**Given records:**
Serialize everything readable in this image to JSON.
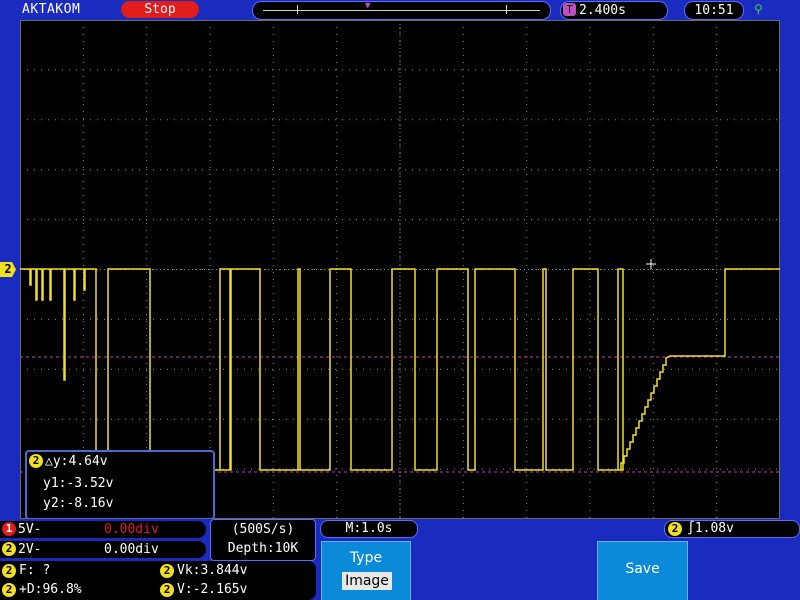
{
  "header": {
    "brand": "AKTAKOM",
    "run_state": "Stop",
    "trigger_time_icon": "T",
    "trigger_time": "2.400s",
    "clock": "10:51",
    "usb_icon": "usb-icon"
  },
  "channel_marker": "2",
  "cursors": {
    "channel": "2",
    "delta_y": "△y:4.64v",
    "y1": "y1:-3.52v",
    "y2": "y2:-8.16v"
  },
  "channels": [
    {
      "num": "1",
      "label": "5V-",
      "offset": "0.00div",
      "color": "#e01c1c"
    },
    {
      "num": "2",
      "label": "2V-",
      "offset": "0.00div",
      "color": "#f0e020"
    }
  ],
  "sampling": {
    "rate": "(500S/s)",
    "depth": "Depth:10K"
  },
  "timebase": "M:1.0s",
  "trigger": {
    "channel": "2",
    "level": "∫1.08v"
  },
  "measurements": {
    "freq": "F:  ?",
    "duty": "+D:96.8%",
    "vk": "Vk:3.844v",
    "v": "V:-2.165v",
    "channel": "2"
  },
  "softkeys": {
    "type_label": "Type",
    "type_value": "Image",
    "save_label": "Save"
  },
  "colors": {
    "trace": "#f0e020",
    "cursor": "#c040c0",
    "grid": "#888888",
    "panel": "#1a2bc0"
  }
}
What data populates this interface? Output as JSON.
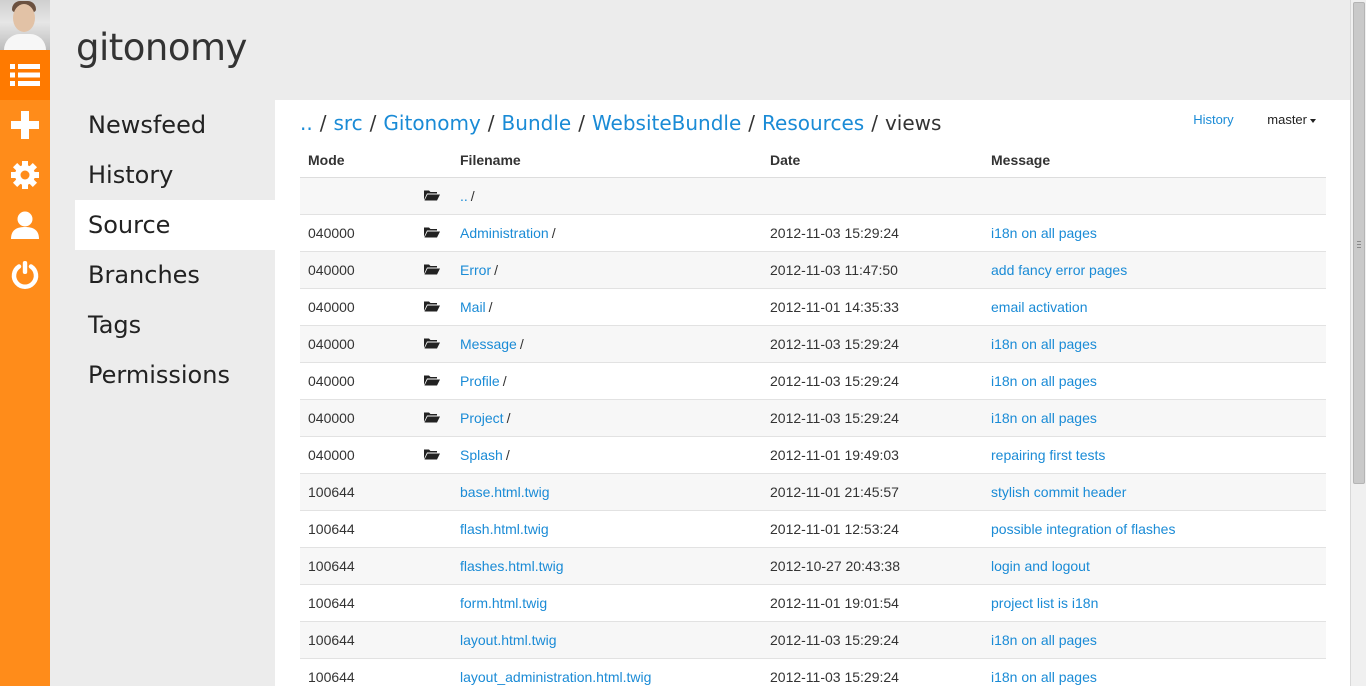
{
  "app": {
    "brand": "gitonomy"
  },
  "rail": {
    "items": [
      {
        "icon": "list-icon",
        "active": true
      },
      {
        "icon": "plus-icon",
        "active": false
      },
      {
        "icon": "gear-icon",
        "active": false
      },
      {
        "icon": "user-icon",
        "active": false
      },
      {
        "icon": "power-icon",
        "active": false
      }
    ],
    "accent": "#ff8c1a"
  },
  "subnav": {
    "items": [
      {
        "label": "Newsfeed",
        "active": false
      },
      {
        "label": "History",
        "active": false
      },
      {
        "label": "Source",
        "active": true
      },
      {
        "label": "Branches",
        "active": false
      },
      {
        "label": "Tags",
        "active": false
      },
      {
        "label": "Permissions",
        "active": false
      }
    ]
  },
  "breadcrumb": {
    "links": [
      "..",
      "src",
      "Gitonomy",
      "Bundle",
      "WebsiteBundle",
      "Resources"
    ],
    "separator": "/",
    "current": "views"
  },
  "actions": {
    "history_label": "History",
    "branch_label": "master"
  },
  "table": {
    "columns": [
      "Mode",
      "",
      "Filename",
      "Date",
      "Message"
    ],
    "rows": [
      {
        "mode": "",
        "folder": true,
        "name": "..",
        "date": "",
        "message": ""
      },
      {
        "mode": "040000",
        "folder": true,
        "name": "Administration",
        "date": "2012-11-03 15:29:24",
        "message": "i18n on all pages"
      },
      {
        "mode": "040000",
        "folder": true,
        "name": "Error",
        "date": "2012-11-03 11:47:50",
        "message": "add fancy error pages"
      },
      {
        "mode": "040000",
        "folder": true,
        "name": "Mail",
        "date": "2012-11-01 14:35:33",
        "message": "email activation"
      },
      {
        "mode": "040000",
        "folder": true,
        "name": "Message",
        "date": "2012-11-03 15:29:24",
        "message": "i18n on all pages"
      },
      {
        "mode": "040000",
        "folder": true,
        "name": "Profile",
        "date": "2012-11-03 15:29:24",
        "message": "i18n on all pages"
      },
      {
        "mode": "040000",
        "folder": true,
        "name": "Project",
        "date": "2012-11-03 15:29:24",
        "message": "i18n on all pages"
      },
      {
        "mode": "040000",
        "folder": true,
        "name": "Splash",
        "date": "2012-11-01 19:49:03",
        "message": "repairing first tests"
      },
      {
        "mode": "100644",
        "folder": false,
        "name": "base.html.twig",
        "date": "2012-11-01 21:45:57",
        "message": "stylish commit header"
      },
      {
        "mode": "100644",
        "folder": false,
        "name": "flash.html.twig",
        "date": "2012-11-01 12:53:24",
        "message": "possible integration of flashes"
      },
      {
        "mode": "100644",
        "folder": false,
        "name": "flashes.html.twig",
        "date": "2012-10-27 20:43:38",
        "message": "login and logout"
      },
      {
        "mode": "100644",
        "folder": false,
        "name": "form.html.twig",
        "date": "2012-11-01 19:01:54",
        "message": "project list is i18n"
      },
      {
        "mode": "100644",
        "folder": false,
        "name": "layout.html.twig",
        "date": "2012-11-03 15:29:24",
        "message": "i18n on all pages"
      },
      {
        "mode": "100644",
        "folder": false,
        "name": "layout_administration.html.twig",
        "date": "2012-11-03 15:29:24",
        "message": "i18n on all pages"
      }
    ]
  },
  "colors": {
    "link": "#1a8bd6",
    "rail": "#ff8c1a",
    "stripe": "#f7f7f7"
  }
}
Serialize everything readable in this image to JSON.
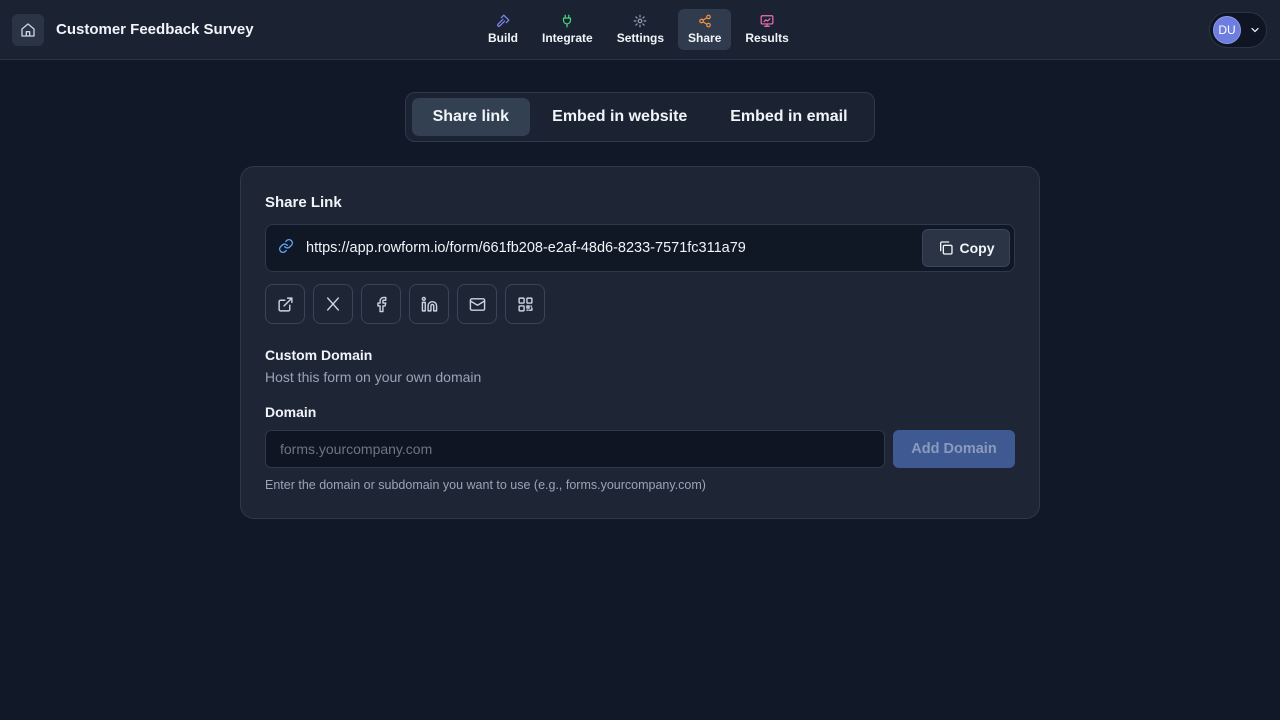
{
  "header": {
    "home_icon": "home-icon",
    "title": "Customer Feedback Survey",
    "nav": [
      {
        "label": "Build",
        "icon": "hammer-icon",
        "color": "#818cf8"
      },
      {
        "label": "Integrate",
        "icon": "plug-icon",
        "color": "#4ade80"
      },
      {
        "label": "Settings",
        "icon": "gear-icon",
        "color": "#94a3b8"
      },
      {
        "label": "Share",
        "icon": "share-icon",
        "color": "#fb923c",
        "active": true
      },
      {
        "label": "Results",
        "icon": "chart-monitor-icon",
        "color": "#f472b6"
      }
    ],
    "user": {
      "initials": "DU",
      "avatar_color": "#6d7ee0"
    }
  },
  "share_tabs": [
    {
      "label": "Share link",
      "active": true
    },
    {
      "label": "Embed in website"
    },
    {
      "label": "Embed in email"
    }
  ],
  "share_card": {
    "title": "Share Link",
    "url": "https://app.rowform.io/form/661fb208-e2af-48d6-8233-7571fc311a79",
    "copy_label": "Copy",
    "share_options": [
      "external-link-icon",
      "x-twitter-icon",
      "facebook-icon",
      "linkedin-icon",
      "mail-icon",
      "qr-code-icon"
    ]
  },
  "custom_domain": {
    "title": "Custom Domain",
    "subtitle": "Host this form on your own domain",
    "field_label": "Domain",
    "placeholder": "forms.yourcompany.com",
    "value": "",
    "add_label": "Add Domain",
    "hint": "Enter the domain or subdomain you want to use (e.g., forms.yourcompany.com)"
  },
  "colors": {
    "background": "#111827",
    "topbar": "#1b2332",
    "card": "#1e2636",
    "accent_disabled": "#3f5a93",
    "link_icon": "#60a5fa"
  }
}
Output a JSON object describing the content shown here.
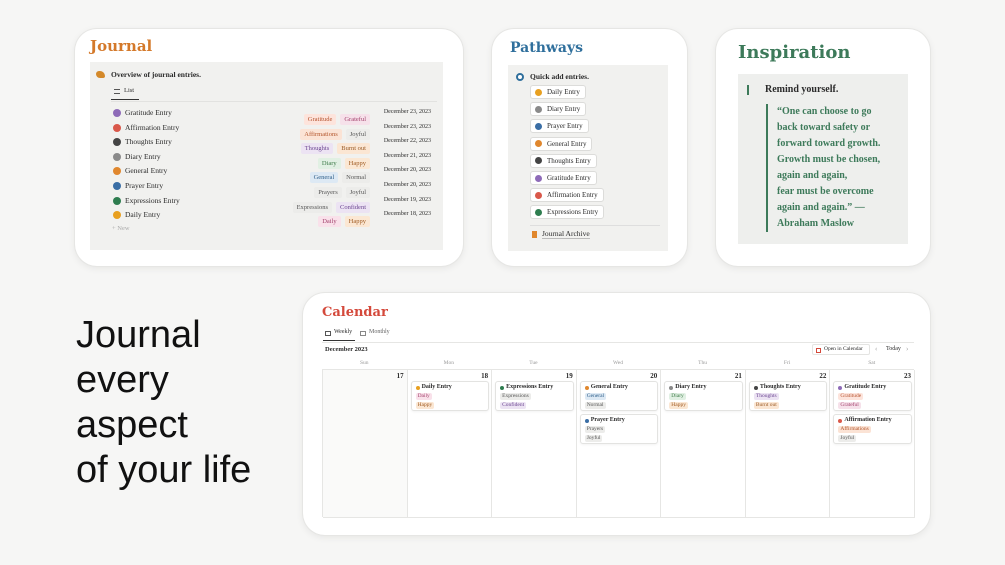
{
  "journal": {
    "title": "Journal",
    "overview": "Overview of journal entries.",
    "view_tab": "List",
    "new_label": "New",
    "entries": [
      {
        "name": "Gratitude Entry",
        "icon": "gratitude-icon",
        "ic": "#8e6bb8",
        "tags": [
          {
            "t": "Gratitude",
            "bg": "#fde4dc",
            "fg": "#b5532f"
          },
          {
            "t": "Grateful",
            "bg": "#f6e1ea",
            "fg": "#a3426d"
          }
        ],
        "date": "December 23, 2023"
      },
      {
        "name": "Affirmation Entry",
        "icon": "affirmation-icon",
        "ic": "#d9584a",
        "tags": [
          {
            "t": "Affirmations",
            "bg": "#fbe3d5",
            "fg": "#b2542a"
          },
          {
            "t": "Joyful",
            "bg": "#ececea",
            "fg": "#555"
          }
        ],
        "date": "December 23, 2023"
      },
      {
        "name": "Thoughts Entry",
        "icon": "thoughts-icon",
        "ic": "#444",
        "tags": [
          {
            "t": "Thoughts",
            "bg": "#ece3f3",
            "fg": "#6b4591"
          },
          {
            "t": "Burnt out",
            "bg": "#fbe6d3",
            "fg": "#9a5a25"
          }
        ],
        "date": "December 22, 2023"
      },
      {
        "name": "Diary Entry",
        "icon": "diary-icon",
        "ic": "#8a8a8a",
        "tags": [
          {
            "t": "Diary",
            "bg": "#e1f0e3",
            "fg": "#3c7a47"
          },
          {
            "t": "Happy",
            "bg": "#fbe7d3",
            "fg": "#a05b22"
          }
        ],
        "date": "December 21, 2023"
      },
      {
        "name": "General Entry",
        "icon": "general-icon",
        "ic": "#e0872d",
        "tags": [
          {
            "t": "General",
            "bg": "#dde9f4",
            "fg": "#2f5f8a"
          },
          {
            "t": "Normal",
            "bg": "#ececea",
            "fg": "#555"
          }
        ],
        "date": "December 20, 2023"
      },
      {
        "name": "Prayer Entry",
        "icon": "prayer-icon",
        "ic": "#3a6ea5",
        "tags": [
          {
            "t": "Prayers",
            "bg": "#ececea",
            "fg": "#555"
          },
          {
            "t": "Joyful",
            "bg": "#ececea",
            "fg": "#555"
          }
        ],
        "date": "December 20, 2023"
      },
      {
        "name": "Expressions Entry",
        "icon": "expressions-icon",
        "ic": "#2e7d4f",
        "tags": [
          {
            "t": "Expressions",
            "bg": "#ececea",
            "fg": "#555"
          },
          {
            "t": "Confident",
            "bg": "#ece3f3",
            "fg": "#6b4591"
          }
        ],
        "date": "December 19, 2023"
      },
      {
        "name": "Daily Entry",
        "icon": "daily-icon",
        "ic": "#e8a020",
        "tags": [
          {
            "t": "Daily",
            "bg": "#f9e1ea",
            "fg": "#a3426d"
          },
          {
            "t": "Happy",
            "bg": "#fbe7d3",
            "fg": "#a05b22"
          }
        ],
        "date": "December 18, 2023"
      }
    ]
  },
  "pathways": {
    "title": "Pathways",
    "quick_add": "Quick add entries.",
    "archive": "Journal Archive",
    "items": [
      {
        "label": "Daily Entry",
        "icon": "sun-icon",
        "ic": "#e8a020"
      },
      {
        "label": "Diary Entry",
        "icon": "book-icon",
        "ic": "#8a8a8a"
      },
      {
        "label": "Prayer Entry",
        "icon": "cloud-icon",
        "ic": "#3a6ea5"
      },
      {
        "label": "General Entry",
        "icon": "bookmark-icon",
        "ic": "#e0872d"
      },
      {
        "label": "Thoughts Entry",
        "icon": "brain-icon",
        "ic": "#444"
      },
      {
        "label": "Gratitude Entry",
        "icon": "smile-icon",
        "ic": "#8e6bb8"
      },
      {
        "label": "Affirmation Entry",
        "icon": "lotus-icon",
        "ic": "#d9584a"
      },
      {
        "label": "Expressions Entry",
        "icon": "chat-icon",
        "ic": "#2e7d4f"
      }
    ]
  },
  "inspiration": {
    "title": "Inspiration",
    "heading": "Remind yourself.",
    "quote_lines": [
      "“One can choose to go",
      "back toward safety or",
      "forward toward growth.",
      "Growth must be chosen,",
      "again and again,",
      "fear must be overcome",
      "again and again.” —",
      "Abraham Maslow"
    ]
  },
  "headline": [
    "Journal",
    "every",
    "aspect",
    "of your life"
  ],
  "calendar": {
    "title": "Calendar",
    "tab_weekly": "Weekly",
    "tab_monthly": "Monthly",
    "month": "December 2023",
    "open_in": "Open in Calendar",
    "today": "Today",
    "weekdays": [
      "Sun",
      "Mon",
      "Tue",
      "Wed",
      "Thu",
      "Fri",
      "Sat"
    ],
    "days": [
      "17",
      "18",
      "19",
      "20",
      "21",
      "22",
      "23"
    ],
    "events": [
      {
        "day": 1,
        "slot": 0,
        "title": "Daily Entry",
        "ic": "#e8a020",
        "tags": [
          {
            "t": "Daily",
            "bg": "#f9e1ea",
            "fg": "#a3426d"
          },
          {
            "t": "Happy",
            "bg": "#fbe7d3",
            "fg": "#a05b22"
          }
        ]
      },
      {
        "day": 2,
        "slot": 0,
        "title": "Expressions Entry",
        "ic": "#2e7d4f",
        "tags": [
          {
            "t": "Expressions",
            "bg": "#ececea",
            "fg": "#555"
          },
          {
            "t": "Confident",
            "bg": "#ece3f3",
            "fg": "#6b4591"
          }
        ]
      },
      {
        "day": 3,
        "slot": 0,
        "title": "General Entry",
        "ic": "#e0872d",
        "tags": [
          {
            "t": "General",
            "bg": "#dde9f4",
            "fg": "#2f5f8a"
          },
          {
            "t": "Normal",
            "bg": "#ececea",
            "fg": "#555"
          }
        ]
      },
      {
        "day": 3,
        "slot": 1,
        "title": "Prayer Entry",
        "ic": "#3a6ea5",
        "tags": [
          {
            "t": "Prayers",
            "bg": "#ececea",
            "fg": "#555"
          },
          {
            "t": "Joyful",
            "bg": "#ececea",
            "fg": "#555"
          }
        ]
      },
      {
        "day": 4,
        "slot": 0,
        "title": "Diary Entry",
        "ic": "#8a8a8a",
        "tags": [
          {
            "t": "Diary",
            "bg": "#e1f0e3",
            "fg": "#3c7a47"
          },
          {
            "t": "Happy",
            "bg": "#fbe7d3",
            "fg": "#a05b22"
          }
        ]
      },
      {
        "day": 5,
        "slot": 0,
        "title": "Thoughts Entry",
        "ic": "#444",
        "tags": [
          {
            "t": "Thoughts",
            "bg": "#ece3f3",
            "fg": "#6b4591"
          },
          {
            "t": "Burnt out",
            "bg": "#fbe6d3",
            "fg": "#9a5a25"
          }
        ]
      },
      {
        "day": 6,
        "slot": 0,
        "title": "Gratitude Entry",
        "ic": "#8e6bb8",
        "tags": [
          {
            "t": "Gratitude",
            "bg": "#fde4dc",
            "fg": "#b5532f"
          },
          {
            "t": "Grateful",
            "bg": "#f6e1ea",
            "fg": "#a3426d"
          }
        ]
      },
      {
        "day": 6,
        "slot": 1,
        "title": "Affirmation Entry",
        "ic": "#d9584a",
        "tags": [
          {
            "t": "Affirmations",
            "bg": "#fbe3d5",
            "fg": "#b2542a"
          },
          {
            "t": "Joyful",
            "bg": "#ececea",
            "fg": "#555"
          }
        ]
      }
    ]
  },
  "colors": {
    "journal": "#d4792a",
    "pathways": "#2f6f9c",
    "inspiration": "#3d7a5a",
    "calendar": "#d4493b"
  }
}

**Your instructions:** Using the listing above, gather each line that holds the string "email" and copy it.

**Response for this exercise:**
        "message": "email activation"
      "label": "Embed in email"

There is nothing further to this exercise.